What to do —
Reproduce the records below verbatim, from the first line through the line containing "status-description-cn: 申请被驳回、不予受理等，该商标已失效 [337, 638, 671, 652]", with both of those lines included.

Provided information —
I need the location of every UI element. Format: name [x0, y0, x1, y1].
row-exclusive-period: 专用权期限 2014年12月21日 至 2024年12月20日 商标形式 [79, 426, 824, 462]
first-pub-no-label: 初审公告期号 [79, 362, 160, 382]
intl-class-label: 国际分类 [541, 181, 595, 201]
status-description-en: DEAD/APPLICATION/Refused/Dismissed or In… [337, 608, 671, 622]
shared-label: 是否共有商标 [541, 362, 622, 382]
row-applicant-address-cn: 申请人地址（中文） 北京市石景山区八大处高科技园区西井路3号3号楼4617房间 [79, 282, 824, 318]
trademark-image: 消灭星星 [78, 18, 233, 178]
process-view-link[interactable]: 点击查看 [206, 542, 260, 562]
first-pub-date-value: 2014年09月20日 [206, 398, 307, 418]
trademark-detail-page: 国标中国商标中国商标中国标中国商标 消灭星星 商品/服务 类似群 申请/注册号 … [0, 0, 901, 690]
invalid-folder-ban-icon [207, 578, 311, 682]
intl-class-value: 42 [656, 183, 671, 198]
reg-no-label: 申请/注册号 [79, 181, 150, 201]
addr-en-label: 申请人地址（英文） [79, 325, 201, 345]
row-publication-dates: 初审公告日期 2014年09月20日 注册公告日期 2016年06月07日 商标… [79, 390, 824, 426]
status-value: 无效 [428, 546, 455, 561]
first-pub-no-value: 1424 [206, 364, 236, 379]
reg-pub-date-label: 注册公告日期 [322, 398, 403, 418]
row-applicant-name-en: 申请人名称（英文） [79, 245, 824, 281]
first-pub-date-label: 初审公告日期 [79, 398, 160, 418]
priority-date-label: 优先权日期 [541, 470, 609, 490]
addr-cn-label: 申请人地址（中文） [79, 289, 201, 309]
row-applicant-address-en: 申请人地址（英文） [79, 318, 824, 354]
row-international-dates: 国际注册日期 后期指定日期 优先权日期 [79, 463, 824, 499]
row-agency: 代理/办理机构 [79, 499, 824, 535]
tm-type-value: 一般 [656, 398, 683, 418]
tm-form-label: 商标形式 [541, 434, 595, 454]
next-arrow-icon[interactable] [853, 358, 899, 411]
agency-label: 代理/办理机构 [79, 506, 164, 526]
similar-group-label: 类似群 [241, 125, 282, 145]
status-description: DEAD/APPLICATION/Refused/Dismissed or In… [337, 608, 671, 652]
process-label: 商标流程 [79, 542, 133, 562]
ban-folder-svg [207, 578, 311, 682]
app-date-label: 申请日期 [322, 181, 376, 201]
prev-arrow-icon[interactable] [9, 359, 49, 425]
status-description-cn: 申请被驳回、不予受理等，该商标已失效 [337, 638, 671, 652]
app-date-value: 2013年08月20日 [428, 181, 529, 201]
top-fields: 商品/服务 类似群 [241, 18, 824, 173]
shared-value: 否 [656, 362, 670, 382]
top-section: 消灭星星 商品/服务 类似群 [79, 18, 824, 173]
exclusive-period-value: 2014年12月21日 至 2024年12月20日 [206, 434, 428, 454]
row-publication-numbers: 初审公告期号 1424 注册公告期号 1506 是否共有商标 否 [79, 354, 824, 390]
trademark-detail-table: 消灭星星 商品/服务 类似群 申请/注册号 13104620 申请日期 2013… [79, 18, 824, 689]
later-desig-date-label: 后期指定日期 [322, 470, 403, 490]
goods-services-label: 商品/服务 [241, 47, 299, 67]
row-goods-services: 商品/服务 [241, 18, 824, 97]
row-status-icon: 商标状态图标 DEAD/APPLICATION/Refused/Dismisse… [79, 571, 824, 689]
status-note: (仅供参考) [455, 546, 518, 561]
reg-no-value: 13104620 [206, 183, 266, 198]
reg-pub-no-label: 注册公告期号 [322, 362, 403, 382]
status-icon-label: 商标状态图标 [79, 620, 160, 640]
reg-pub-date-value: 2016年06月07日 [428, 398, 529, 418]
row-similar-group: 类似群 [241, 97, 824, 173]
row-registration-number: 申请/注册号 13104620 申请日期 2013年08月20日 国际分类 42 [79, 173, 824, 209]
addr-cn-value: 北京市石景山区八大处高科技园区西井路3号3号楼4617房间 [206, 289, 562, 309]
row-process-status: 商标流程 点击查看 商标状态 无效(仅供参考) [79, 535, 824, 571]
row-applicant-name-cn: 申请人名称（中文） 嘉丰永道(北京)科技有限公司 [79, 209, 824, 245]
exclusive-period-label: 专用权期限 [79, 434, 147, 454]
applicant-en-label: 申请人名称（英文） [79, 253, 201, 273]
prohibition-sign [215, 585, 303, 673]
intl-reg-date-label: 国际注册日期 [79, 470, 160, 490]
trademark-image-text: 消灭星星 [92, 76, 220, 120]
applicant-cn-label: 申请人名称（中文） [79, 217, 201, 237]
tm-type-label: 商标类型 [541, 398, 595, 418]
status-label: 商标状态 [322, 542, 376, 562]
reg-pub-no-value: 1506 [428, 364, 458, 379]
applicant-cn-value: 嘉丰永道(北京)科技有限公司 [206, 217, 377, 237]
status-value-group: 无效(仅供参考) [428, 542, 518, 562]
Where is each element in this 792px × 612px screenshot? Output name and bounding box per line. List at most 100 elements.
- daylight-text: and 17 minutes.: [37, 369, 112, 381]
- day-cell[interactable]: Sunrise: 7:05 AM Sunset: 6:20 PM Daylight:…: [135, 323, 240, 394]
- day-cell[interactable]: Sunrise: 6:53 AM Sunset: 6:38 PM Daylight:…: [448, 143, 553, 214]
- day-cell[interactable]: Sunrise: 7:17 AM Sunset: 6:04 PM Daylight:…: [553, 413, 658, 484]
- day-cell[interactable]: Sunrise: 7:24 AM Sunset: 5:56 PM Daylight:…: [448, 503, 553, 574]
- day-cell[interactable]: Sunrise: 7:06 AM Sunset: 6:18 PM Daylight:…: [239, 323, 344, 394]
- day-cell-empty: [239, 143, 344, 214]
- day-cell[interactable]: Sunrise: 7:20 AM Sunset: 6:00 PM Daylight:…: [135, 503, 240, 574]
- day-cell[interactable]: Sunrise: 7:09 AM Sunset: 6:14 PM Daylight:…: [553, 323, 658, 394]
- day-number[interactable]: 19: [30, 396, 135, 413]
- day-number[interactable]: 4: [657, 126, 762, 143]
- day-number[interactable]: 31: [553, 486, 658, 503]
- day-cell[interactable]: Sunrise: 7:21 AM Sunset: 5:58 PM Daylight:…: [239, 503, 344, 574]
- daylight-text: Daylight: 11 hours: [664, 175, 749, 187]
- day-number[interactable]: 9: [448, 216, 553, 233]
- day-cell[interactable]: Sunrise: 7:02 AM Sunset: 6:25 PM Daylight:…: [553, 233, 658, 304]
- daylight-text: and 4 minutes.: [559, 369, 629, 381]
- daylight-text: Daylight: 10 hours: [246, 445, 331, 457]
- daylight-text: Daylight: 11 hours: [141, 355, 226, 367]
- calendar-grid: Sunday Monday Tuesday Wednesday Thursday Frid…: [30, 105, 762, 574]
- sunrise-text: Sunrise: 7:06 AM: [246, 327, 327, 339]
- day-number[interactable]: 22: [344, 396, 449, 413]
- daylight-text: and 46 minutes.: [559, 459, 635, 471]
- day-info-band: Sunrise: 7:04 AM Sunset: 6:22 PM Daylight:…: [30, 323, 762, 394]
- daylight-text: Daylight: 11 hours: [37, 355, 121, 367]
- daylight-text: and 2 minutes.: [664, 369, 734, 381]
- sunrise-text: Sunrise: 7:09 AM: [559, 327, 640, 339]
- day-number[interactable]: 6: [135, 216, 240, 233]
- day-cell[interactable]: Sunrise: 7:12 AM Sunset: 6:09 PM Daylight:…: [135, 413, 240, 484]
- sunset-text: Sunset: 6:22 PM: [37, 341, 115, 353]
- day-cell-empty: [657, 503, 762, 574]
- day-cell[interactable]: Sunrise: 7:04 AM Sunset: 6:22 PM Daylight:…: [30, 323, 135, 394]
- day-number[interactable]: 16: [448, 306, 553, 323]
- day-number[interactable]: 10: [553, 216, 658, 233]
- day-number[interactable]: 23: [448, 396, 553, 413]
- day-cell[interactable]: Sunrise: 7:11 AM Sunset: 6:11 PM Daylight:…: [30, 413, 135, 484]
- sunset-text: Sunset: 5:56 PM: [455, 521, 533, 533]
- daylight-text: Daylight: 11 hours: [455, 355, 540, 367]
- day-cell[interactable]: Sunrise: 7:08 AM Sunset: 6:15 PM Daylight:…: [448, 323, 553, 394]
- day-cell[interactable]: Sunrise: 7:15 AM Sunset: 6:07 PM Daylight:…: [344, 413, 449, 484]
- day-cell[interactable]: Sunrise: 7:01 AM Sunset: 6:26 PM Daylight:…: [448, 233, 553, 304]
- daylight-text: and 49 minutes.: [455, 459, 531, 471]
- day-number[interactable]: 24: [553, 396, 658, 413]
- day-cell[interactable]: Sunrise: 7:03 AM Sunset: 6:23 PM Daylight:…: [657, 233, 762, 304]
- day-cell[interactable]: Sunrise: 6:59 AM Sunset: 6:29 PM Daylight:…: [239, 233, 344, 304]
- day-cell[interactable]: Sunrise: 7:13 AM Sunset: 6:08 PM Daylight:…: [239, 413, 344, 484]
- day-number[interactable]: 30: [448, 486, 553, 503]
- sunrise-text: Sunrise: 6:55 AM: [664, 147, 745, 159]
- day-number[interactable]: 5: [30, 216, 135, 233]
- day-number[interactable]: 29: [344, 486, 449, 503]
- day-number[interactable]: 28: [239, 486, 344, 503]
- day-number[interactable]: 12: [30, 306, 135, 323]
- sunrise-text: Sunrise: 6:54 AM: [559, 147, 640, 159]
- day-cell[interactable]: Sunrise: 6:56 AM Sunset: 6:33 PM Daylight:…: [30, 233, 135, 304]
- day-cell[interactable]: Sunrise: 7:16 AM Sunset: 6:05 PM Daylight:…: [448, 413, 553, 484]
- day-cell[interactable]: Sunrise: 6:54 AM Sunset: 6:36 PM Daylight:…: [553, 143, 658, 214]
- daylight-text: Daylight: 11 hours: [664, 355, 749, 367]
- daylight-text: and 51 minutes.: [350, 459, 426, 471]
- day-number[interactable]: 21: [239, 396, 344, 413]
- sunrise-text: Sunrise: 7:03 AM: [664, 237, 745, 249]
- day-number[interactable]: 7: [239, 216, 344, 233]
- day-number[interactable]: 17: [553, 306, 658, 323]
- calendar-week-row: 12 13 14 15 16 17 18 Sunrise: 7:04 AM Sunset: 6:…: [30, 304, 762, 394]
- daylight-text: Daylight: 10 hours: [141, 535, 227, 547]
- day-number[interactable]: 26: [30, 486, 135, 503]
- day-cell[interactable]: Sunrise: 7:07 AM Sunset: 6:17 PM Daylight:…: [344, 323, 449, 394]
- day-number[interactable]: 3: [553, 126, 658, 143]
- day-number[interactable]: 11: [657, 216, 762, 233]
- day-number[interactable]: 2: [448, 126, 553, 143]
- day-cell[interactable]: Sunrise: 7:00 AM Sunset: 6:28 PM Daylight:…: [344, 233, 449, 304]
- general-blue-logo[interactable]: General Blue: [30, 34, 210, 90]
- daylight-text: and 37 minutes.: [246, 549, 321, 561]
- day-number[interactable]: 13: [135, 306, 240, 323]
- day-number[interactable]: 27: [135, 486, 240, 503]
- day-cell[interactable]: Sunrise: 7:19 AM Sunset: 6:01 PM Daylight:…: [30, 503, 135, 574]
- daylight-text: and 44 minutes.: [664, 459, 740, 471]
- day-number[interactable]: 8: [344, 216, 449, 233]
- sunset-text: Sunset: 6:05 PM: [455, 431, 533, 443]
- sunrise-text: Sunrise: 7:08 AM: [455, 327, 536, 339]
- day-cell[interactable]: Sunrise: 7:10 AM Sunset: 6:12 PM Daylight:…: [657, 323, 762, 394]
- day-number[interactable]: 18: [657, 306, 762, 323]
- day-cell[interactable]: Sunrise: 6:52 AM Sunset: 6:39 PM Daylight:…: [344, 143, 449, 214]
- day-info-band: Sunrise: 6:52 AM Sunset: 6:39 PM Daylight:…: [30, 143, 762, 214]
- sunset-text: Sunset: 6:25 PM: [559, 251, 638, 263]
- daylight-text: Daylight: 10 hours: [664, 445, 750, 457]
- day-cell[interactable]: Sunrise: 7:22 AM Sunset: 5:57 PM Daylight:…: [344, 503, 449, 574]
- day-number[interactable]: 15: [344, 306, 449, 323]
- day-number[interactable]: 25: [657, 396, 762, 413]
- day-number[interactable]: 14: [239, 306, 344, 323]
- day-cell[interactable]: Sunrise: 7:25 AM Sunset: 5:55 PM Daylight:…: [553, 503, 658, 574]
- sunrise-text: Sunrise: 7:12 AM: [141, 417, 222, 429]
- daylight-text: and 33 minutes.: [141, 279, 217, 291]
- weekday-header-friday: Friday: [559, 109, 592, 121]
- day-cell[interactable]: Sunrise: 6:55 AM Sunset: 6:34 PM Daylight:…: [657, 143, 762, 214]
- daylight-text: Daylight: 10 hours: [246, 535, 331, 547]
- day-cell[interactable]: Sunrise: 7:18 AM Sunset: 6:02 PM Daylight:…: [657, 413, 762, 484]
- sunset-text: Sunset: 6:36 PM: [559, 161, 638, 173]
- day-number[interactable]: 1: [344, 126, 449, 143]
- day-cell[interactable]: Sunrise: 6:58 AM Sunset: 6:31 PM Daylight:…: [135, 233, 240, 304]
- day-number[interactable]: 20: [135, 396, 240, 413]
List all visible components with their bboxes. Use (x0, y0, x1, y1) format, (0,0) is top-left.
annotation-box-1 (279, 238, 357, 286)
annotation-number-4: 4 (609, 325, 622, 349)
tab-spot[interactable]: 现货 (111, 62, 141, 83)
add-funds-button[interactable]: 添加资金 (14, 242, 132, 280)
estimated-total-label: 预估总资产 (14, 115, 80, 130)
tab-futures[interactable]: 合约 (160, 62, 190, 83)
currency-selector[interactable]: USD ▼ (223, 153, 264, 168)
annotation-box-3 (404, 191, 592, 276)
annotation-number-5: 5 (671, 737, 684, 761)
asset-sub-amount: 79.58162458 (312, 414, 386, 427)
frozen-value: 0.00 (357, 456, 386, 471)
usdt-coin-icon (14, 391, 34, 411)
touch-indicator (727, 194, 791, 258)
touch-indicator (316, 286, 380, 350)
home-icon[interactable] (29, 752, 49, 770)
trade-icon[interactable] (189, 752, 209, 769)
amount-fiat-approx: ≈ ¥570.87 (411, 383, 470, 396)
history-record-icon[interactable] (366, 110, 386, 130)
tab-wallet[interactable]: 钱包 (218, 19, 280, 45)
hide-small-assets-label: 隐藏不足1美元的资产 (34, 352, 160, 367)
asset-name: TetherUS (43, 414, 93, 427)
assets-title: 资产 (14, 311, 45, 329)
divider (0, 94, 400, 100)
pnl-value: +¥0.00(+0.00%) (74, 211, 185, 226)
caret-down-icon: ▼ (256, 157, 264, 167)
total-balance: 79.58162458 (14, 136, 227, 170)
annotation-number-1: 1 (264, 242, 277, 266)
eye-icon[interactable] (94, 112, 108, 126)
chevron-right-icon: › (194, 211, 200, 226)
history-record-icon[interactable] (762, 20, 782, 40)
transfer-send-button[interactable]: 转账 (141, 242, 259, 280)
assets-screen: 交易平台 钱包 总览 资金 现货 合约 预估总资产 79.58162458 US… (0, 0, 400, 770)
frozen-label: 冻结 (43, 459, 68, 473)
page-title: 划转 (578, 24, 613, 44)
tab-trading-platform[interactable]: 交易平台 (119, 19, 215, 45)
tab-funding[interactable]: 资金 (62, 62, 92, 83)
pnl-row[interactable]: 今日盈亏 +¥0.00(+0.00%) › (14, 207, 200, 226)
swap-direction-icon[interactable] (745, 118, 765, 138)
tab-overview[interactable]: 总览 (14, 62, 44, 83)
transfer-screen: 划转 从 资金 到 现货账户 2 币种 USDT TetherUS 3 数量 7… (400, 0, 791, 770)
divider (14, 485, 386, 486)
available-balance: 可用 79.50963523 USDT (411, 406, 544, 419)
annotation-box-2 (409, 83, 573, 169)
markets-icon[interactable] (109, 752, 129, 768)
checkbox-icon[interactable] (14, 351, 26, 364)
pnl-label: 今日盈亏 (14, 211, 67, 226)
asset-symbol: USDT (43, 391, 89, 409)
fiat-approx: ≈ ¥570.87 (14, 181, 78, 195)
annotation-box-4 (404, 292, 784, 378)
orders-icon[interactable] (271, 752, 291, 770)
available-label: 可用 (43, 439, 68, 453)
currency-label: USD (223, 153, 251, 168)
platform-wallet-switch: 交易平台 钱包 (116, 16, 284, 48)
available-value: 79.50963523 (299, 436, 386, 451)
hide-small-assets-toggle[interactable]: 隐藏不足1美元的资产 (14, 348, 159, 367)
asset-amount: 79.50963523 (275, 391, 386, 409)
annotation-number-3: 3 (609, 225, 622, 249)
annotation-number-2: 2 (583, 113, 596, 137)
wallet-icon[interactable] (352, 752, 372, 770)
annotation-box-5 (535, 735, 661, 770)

Exercise solution —
I need the location of every UI element. Format: name [x0, y0, x1, y1].
row-exclusive-period: 专用权期限 2014年12月21日 至 2024年12月20日 商标形式 [79, 426, 824, 462]
first-pub-no-label: 初审公告期号 [79, 362, 160, 382]
intl-class-label: 国际分类 [541, 181, 595, 201]
status-description-en: DEAD/APPLICATION/Refused/Dismissed or In… [337, 608, 671, 622]
shared-label: 是否共有商标 [541, 362, 622, 382]
row-applicant-address-cn: 申请人地址（中文） 北京市石景山区八大处高科技园区西井路3号3号楼4617房间 [79, 282, 824, 318]
trademark-image: 消灭星星 [78, 18, 233, 178]
process-view-link[interactable]: 点击查看 [206, 542, 260, 562]
first-pub-date-value: 2014年09月20日 [206, 398, 307, 418]
trademark-detail-page: 国标中国商标中国商标中国标中国商标 消灭星星 商品/服务 类似群 申请/注册号 … [0, 0, 901, 690]
invalid-folder-ban-icon [207, 578, 311, 682]
intl-class-value: 42 [656, 183, 671, 198]
reg-no-label: 申请/注册号 [79, 181, 150, 201]
addr-en-label: 申请人地址（英文） [79, 325, 201, 345]
row-publication-dates: 初审公告日期 2014年09月20日 注册公告日期 2016年06月07日 商标… [79, 390, 824, 426]
status-value: 无效 [428, 546, 455, 561]
first-pub-no-value: 1424 [206, 364, 236, 379]
reg-pub-date-label: 注册公告日期 [322, 398, 403, 418]
row-applicant-name-en: 申请人名称（英文） [79, 245, 824, 281]
first-pub-date-label: 初审公告日期 [79, 398, 160, 418]
priority-date-label: 优先权日期 [541, 470, 609, 490]
addr-cn-label: 申请人地址（中文） [79, 289, 201, 309]
row-applicant-address-en: 申请人地址（英文） [79, 318, 824, 354]
row-international-dates: 国际注册日期 后期指定日期 优先权日期 [79, 463, 824, 499]
row-agency: 代理/办理机构 [79, 499, 824, 535]
tm-type-value: 一般 [656, 398, 683, 418]
tm-form-label: 商标形式 [541, 434, 595, 454]
next-arrow-icon[interactable] [853, 358, 899, 411]
agency-label: 代理/办理机构 [79, 506, 164, 526]
similar-group-label: 类似群 [241, 125, 282, 145]
status-description: DEAD/APPLICATION/Refused/Dismissed or In… [337, 608, 671, 652]
process-label: 商标流程 [79, 542, 133, 562]
ban-folder-svg [207, 578, 311, 682]
app-date-label: 申请日期 [322, 181, 376, 201]
prev-arrow-icon[interactable] [9, 359, 49, 425]
status-description-cn: 申请被驳回、不予受理等，该商标已失效 [337, 638, 671, 652]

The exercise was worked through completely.